● GIVEN EXERCISE
Please copy the lines of the data below from the one holding "temperature-label: 7°C — [989, 229, 1015, 244]" through the one holding "temperature-label: 7°C — [1482, 1111, 1508, 1126]", inclusive, and substitute "scale-ticks" for "colorbar-ticks". Keep everything else unchanged.

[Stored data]
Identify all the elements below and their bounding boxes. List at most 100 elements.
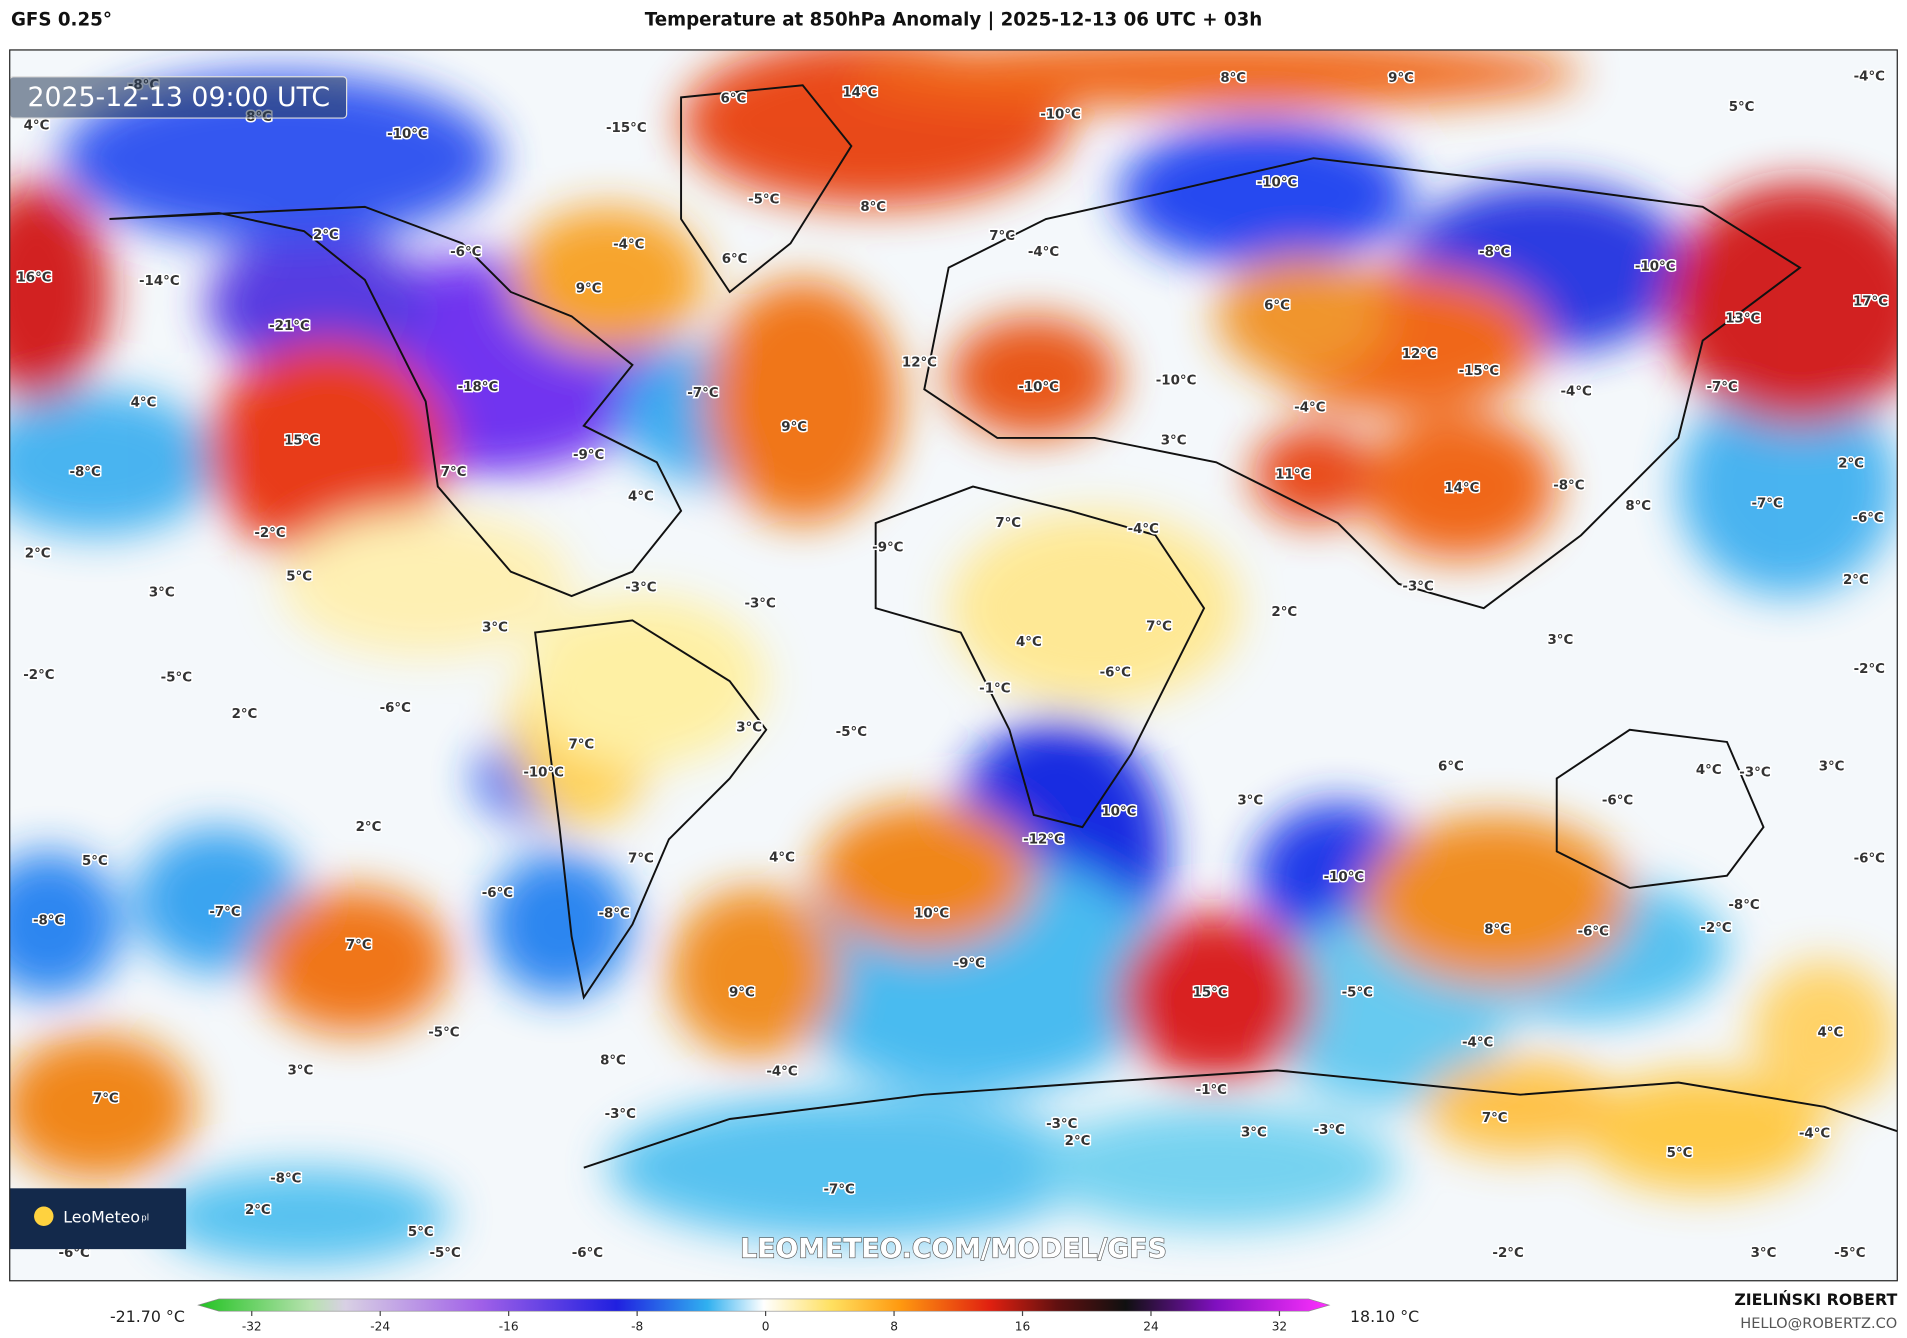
temperature-label: 7°C — [989, 229, 1015, 244]
temperature-label: -14°C — [139, 274, 180, 289]
temperature-label: -5°C — [748, 193, 779, 208]
temperature-label: -10°C — [1018, 380, 1059, 395]
temperature-label: 2°C — [232, 707, 258, 722]
temperature-label: -9°C — [573, 448, 604, 463]
temperature-label: -2°C — [1492, 1246, 1523, 1261]
logo-name: LeoMeteo — [63, 1207, 140, 1226]
map-area: 4°C -8°C 8°C -10°C -15°C 6°C 14°C -10°C 8°C 9°C 5°… — [9, 49, 1898, 1281]
temperature-label: -2°C — [254, 526, 285, 541]
temperature-label: -10°C — [1635, 259, 1676, 274]
anomaly-field — [9, 49, 1898, 1265]
colorbar-ticks: -32 -24 -16 -8 0 8 16 24 32 — [242, 1311, 1287, 1334]
temperature-label: 8°C — [1484, 922, 1510, 937]
temperature-label: -4°C — [1799, 1127, 1830, 1142]
temperature-label: 4°C — [1817, 1026, 1843, 1041]
timestamp: 2025-12-13 09:00 UTC — [27, 82, 330, 113]
temperature-label: 7°C — [1482, 1111, 1508, 1126]
temperature-label: 4°C — [628, 489, 654, 504]
temperature-label: 12°C — [1402, 347, 1437, 362]
min-value: -21.70 °C — [110, 1307, 185, 1326]
temperature-label: -4°C — [1854, 70, 1885, 85]
colorbar-tick-label: -8 — [631, 1320, 643, 1334]
temperature-label: 9°C — [1388, 71, 1414, 86]
temperature-label: -4°C — [766, 1065, 797, 1080]
colorbar — [197, 1298, 1331, 1312]
temperature-label: -8°C — [1553, 478, 1584, 493]
temperature-label: -6°C — [482, 886, 513, 901]
anomaly-blob — [851, 49, 1581, 110]
temperature-label: 5°C — [408, 1225, 434, 1240]
temperature-label: 7°C — [995, 516, 1021, 531]
temperature-label: 3°C — [288, 1063, 314, 1078]
temperature-label: -5°C — [428, 1026, 459, 1041]
email: HELLO@ROBERTZ.CO — [1740, 1315, 1897, 1332]
coastlines — [109, 84, 1898, 1169]
temperature-label: 4°C — [131, 396, 157, 411]
anomaly-blob — [814, 802, 1034, 949]
temperature-label: -8°C — [599, 906, 630, 921]
colorbar-tick-label: 16 — [1015, 1320, 1030, 1334]
temperature-label: -9°C — [872, 540, 903, 555]
anomaly-blob — [1362, 814, 1630, 986]
temperature-label: 2°C — [1838, 456, 1864, 471]
temperature-label: -7°C — [824, 1183, 855, 1198]
temperature-label: 6°C — [1438, 759, 1464, 774]
temperature-label: -7°C — [1706, 380, 1737, 395]
temperature-label: 7°C — [1146, 619, 1172, 634]
temperature-label: -4°C — [1561, 385, 1592, 400]
anomaly-blob — [668, 887, 840, 1059]
anomaly-blob — [1751, 960, 1898, 1107]
temperature-label: -8°C — [270, 1172, 301, 1187]
temperature-label: -21°C — [269, 319, 310, 334]
temperature-label: 9°C — [576, 281, 602, 296]
anomaly-blob — [9, 1033, 195, 1180]
temperature-label: 7°C — [93, 1091, 119, 1106]
temperature-label: 2°C — [25, 546, 51, 561]
watermark: LEOMETEO.COM/MODEL/GFS — [740, 1234, 1167, 1265]
temperature-label: 4°C — [1016, 635, 1042, 650]
temperature-label: 6°C — [722, 252, 748, 267]
temperature-label: -5°C — [836, 725, 867, 740]
temperature-label: -3°C — [1314, 1123, 1345, 1138]
max-value: 18.10 °C — [1350, 1307, 1419, 1326]
anomaly-blob — [1666, 182, 1898, 426]
author: ZIELIŃSKI ROBERT — [1734, 1290, 1897, 1309]
temperature-label: 11°C — [1275, 467, 1310, 482]
anomaly-blob — [279, 510, 572, 657]
temperature-label: 3°C — [1751, 1246, 1777, 1261]
temperature-label: -6°C — [380, 701, 411, 716]
temperature-label: -5°C — [429, 1246, 460, 1261]
anomaly-blob — [608, 1094, 1095, 1241]
anomaly-blob — [1422, 1058, 1618, 1156]
temperature-label: 14°C — [842, 86, 877, 101]
temperature-label: 2°C — [245, 1203, 271, 1218]
temperature-label: -8°C — [33, 914, 64, 929]
temperature-label: -15°C — [1459, 364, 1500, 379]
temperature-label: 4°C — [24, 118, 50, 133]
colorbar-tick-label: 0 — [762, 1320, 770, 1334]
temperature-label: 2°C — [1065, 1134, 1091, 1149]
temperature-label: 8°C — [1625, 499, 1651, 514]
temperature-label: -2°C — [23, 668, 54, 683]
model-name: GFS 0.25° — [11, 10, 112, 31]
map-frame — [9, 49, 1898, 1282]
temperature-label: -4°C — [1028, 245, 1059, 260]
logo-sun — [34, 1206, 54, 1227]
temperature-label: -6°C — [450, 245, 481, 260]
value-labels: 4°C -8°C 8°C -10°C -15°C 6°C 14°C -10°C 8°C 9°C 5°… — [15, 68, 1890, 1262]
anomaly-blob — [948, 510, 1241, 706]
temperature-label: 4°C — [1696, 763, 1722, 778]
colorbar-tick-label: -24 — [370, 1320, 390, 1334]
colorbar-tick-label: -32 — [242, 1320, 262, 1334]
temperature-label: -3°C — [1402, 579, 1433, 594]
temperature-label: 16°C — [17, 270, 52, 285]
temperature-label: 5°C — [1729, 100, 1755, 115]
temperature-label: -10°C — [523, 765, 564, 780]
temperature-label: -6°C — [1854, 852, 1885, 867]
temperature-label: 15°C — [284, 433, 319, 448]
temperature-label: 13°C — [1725, 312, 1760, 327]
temperature-label: 4°C — [769, 851, 795, 866]
temperature-label: 15°C — [1193, 986, 1228, 1001]
temperature-label: 12°C — [902, 356, 937, 371]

● EXERCISE RESPONSE
temperature-label: 7°C — [989, 229, 1015, 244]
temperature-label: -14°C — [139, 274, 180, 289]
temperature-label: -5°C — [748, 193, 779, 208]
temperature-label: -10°C — [1018, 380, 1059, 395]
temperature-label: 2°C — [232, 707, 258, 722]
temperature-label: -9°C — [573, 448, 604, 463]
temperature-label: -2°C — [1492, 1246, 1523, 1261]
logo-name: LeoMeteo — [63, 1207, 140, 1226]
map-area: 4°C -8°C 8°C -10°C -15°C 6°C 14°C -10°C 8°C 9°C 5°… — [9, 49, 1898, 1281]
temperature-label: -2°C — [254, 526, 285, 541]
temperature-label: -10°C — [1635, 259, 1676, 274]
anomaly-field — [9, 49, 1898, 1265]
scale-ticks: -32 -24 -16 -8 0 8 16 24 32 — [242, 1311, 1287, 1334]
temperature-label: 8°C — [1484, 922, 1510, 937]
temperature-label: -4°C — [1799, 1127, 1830, 1142]
temperature-label: 4°C — [1817, 1026, 1843, 1041]
timestamp: 2025-12-13 09:00 UTC — [27, 82, 330, 113]
temperature-label: 7°C — [1482, 1111, 1508, 1126]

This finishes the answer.